§ WHAT YOU SHOULD DO
From the material below, list every line containing "source".

§ RECORDS SHOWN

= = =

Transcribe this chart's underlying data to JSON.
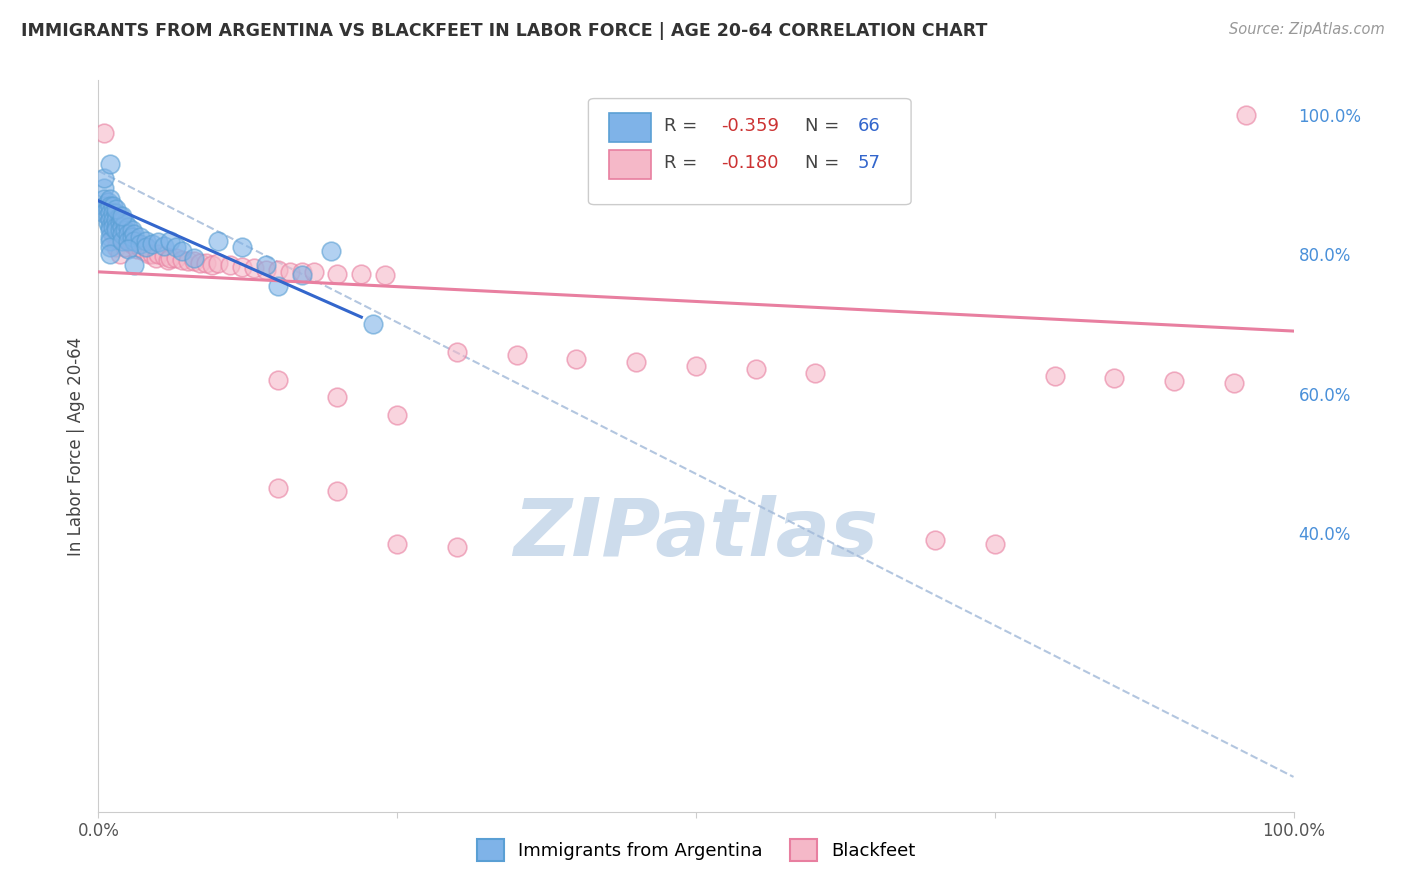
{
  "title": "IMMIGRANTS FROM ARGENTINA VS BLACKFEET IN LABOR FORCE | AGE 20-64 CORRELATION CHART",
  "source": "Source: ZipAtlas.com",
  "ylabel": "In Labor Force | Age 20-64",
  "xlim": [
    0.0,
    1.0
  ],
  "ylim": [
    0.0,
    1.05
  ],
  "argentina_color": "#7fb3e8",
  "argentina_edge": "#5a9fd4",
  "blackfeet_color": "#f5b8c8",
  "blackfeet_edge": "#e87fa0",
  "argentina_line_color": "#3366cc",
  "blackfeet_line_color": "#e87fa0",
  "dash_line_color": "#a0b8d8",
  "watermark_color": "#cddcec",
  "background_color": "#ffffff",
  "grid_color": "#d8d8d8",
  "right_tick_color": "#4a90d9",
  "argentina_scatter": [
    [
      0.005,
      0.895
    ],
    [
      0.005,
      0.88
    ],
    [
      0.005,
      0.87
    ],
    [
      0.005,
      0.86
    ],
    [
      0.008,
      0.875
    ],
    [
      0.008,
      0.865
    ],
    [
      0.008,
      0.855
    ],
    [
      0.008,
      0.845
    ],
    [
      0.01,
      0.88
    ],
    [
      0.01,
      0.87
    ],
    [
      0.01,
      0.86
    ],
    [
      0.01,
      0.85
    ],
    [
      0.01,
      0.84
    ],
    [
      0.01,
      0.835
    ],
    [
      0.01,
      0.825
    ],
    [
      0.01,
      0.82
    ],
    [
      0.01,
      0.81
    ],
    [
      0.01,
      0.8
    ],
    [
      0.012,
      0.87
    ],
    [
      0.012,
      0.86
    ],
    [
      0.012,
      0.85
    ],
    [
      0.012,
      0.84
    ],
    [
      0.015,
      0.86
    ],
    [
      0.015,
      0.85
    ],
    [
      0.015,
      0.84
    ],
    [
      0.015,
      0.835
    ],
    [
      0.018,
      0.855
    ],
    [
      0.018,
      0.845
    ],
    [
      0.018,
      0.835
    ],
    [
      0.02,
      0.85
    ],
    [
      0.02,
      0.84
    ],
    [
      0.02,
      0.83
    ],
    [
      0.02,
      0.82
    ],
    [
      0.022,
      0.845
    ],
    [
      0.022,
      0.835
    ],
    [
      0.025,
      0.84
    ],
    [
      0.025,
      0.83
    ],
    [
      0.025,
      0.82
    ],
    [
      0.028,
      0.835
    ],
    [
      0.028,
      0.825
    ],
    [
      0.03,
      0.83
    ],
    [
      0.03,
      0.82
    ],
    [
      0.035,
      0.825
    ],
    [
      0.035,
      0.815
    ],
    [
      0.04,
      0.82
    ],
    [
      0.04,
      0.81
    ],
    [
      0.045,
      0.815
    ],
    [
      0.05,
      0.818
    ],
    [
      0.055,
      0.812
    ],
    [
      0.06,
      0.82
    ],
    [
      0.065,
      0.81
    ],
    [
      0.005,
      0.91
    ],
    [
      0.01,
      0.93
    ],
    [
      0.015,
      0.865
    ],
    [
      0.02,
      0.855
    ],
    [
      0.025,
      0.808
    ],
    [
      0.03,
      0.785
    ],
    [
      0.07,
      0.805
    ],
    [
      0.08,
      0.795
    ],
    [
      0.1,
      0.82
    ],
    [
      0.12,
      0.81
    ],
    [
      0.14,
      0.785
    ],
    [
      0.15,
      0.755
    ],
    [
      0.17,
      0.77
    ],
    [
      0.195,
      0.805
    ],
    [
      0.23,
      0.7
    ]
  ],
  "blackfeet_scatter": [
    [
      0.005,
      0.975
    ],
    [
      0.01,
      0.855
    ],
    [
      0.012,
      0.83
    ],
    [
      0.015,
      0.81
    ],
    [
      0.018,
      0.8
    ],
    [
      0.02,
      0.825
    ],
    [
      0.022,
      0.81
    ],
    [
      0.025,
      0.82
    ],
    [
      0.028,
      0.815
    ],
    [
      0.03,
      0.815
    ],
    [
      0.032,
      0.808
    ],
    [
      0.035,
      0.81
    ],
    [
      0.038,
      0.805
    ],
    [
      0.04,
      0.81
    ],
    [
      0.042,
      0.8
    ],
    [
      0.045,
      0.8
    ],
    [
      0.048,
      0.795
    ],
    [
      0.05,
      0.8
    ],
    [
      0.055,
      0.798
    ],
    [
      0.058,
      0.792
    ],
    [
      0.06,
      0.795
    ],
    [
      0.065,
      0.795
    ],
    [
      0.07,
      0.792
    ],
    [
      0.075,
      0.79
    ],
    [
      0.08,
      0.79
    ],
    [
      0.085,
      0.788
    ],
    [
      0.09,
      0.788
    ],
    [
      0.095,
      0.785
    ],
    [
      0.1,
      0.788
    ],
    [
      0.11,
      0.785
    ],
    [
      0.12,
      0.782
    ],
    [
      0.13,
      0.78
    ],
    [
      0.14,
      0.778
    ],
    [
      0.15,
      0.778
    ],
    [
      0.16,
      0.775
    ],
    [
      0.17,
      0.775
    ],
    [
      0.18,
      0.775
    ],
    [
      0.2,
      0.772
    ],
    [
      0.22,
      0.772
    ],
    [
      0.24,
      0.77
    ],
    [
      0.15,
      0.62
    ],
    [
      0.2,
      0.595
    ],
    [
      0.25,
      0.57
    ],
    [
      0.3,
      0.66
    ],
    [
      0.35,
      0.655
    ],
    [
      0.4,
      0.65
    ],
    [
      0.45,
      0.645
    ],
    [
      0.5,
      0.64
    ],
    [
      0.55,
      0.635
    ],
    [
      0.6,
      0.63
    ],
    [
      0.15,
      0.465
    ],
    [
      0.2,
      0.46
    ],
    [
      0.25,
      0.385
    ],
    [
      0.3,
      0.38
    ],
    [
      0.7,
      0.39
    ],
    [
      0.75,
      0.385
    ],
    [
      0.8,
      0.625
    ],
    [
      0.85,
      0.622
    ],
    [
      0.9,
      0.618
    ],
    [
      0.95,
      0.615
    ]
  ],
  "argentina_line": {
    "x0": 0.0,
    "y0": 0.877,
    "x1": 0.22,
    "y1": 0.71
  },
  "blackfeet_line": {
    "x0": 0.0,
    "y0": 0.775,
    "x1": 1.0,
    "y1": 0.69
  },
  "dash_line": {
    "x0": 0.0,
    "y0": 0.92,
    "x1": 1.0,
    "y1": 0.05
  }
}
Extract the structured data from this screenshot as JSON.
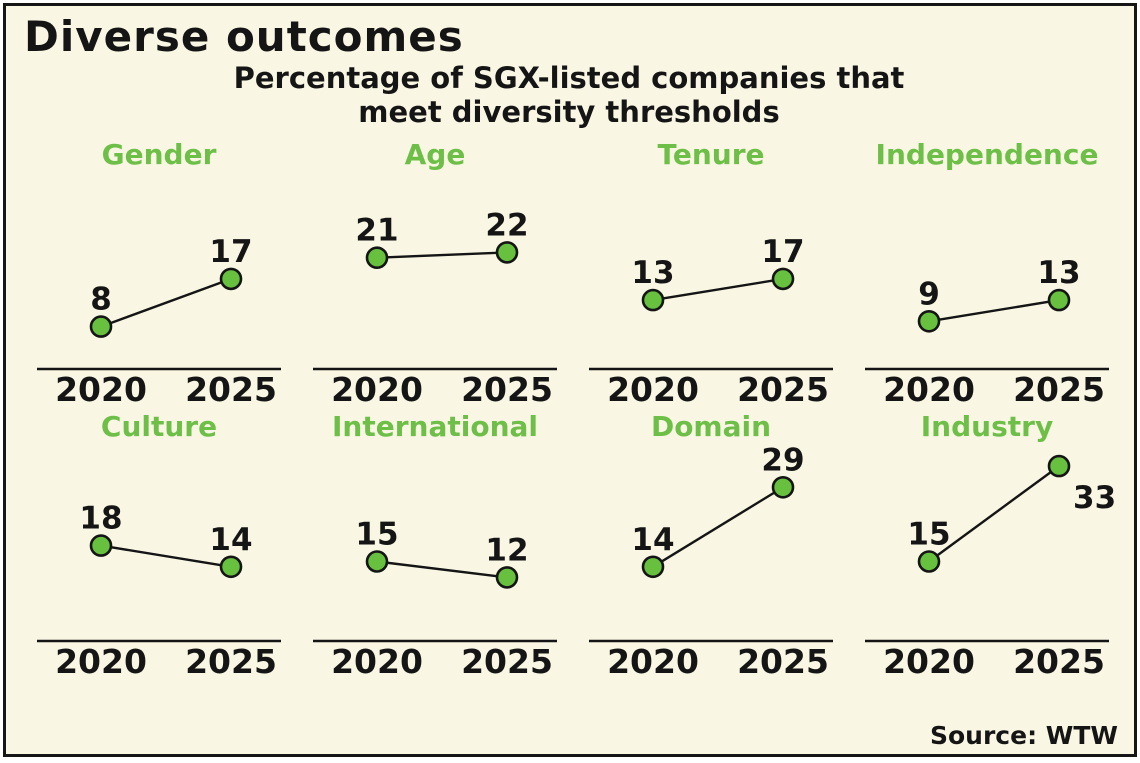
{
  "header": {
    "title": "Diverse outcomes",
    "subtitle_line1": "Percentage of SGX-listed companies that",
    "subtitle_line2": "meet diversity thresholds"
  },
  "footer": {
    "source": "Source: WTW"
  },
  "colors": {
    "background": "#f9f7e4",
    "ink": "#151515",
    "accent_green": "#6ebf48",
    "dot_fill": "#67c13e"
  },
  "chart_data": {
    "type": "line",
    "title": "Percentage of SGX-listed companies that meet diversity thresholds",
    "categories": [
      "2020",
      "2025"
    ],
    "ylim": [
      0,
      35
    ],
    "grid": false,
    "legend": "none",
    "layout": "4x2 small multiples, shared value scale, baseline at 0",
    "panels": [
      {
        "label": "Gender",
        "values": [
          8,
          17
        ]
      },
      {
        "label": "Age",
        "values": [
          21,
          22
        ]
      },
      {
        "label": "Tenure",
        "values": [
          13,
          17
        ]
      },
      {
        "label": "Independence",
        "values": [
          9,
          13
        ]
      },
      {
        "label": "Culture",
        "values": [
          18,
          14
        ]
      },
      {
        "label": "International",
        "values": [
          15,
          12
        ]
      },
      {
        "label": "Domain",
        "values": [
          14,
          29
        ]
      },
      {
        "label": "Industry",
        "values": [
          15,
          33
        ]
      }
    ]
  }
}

= = =

§ TASK OUTPUT
  "source": "Source: ZipAtlas.com",
    "source": "Source: WTW"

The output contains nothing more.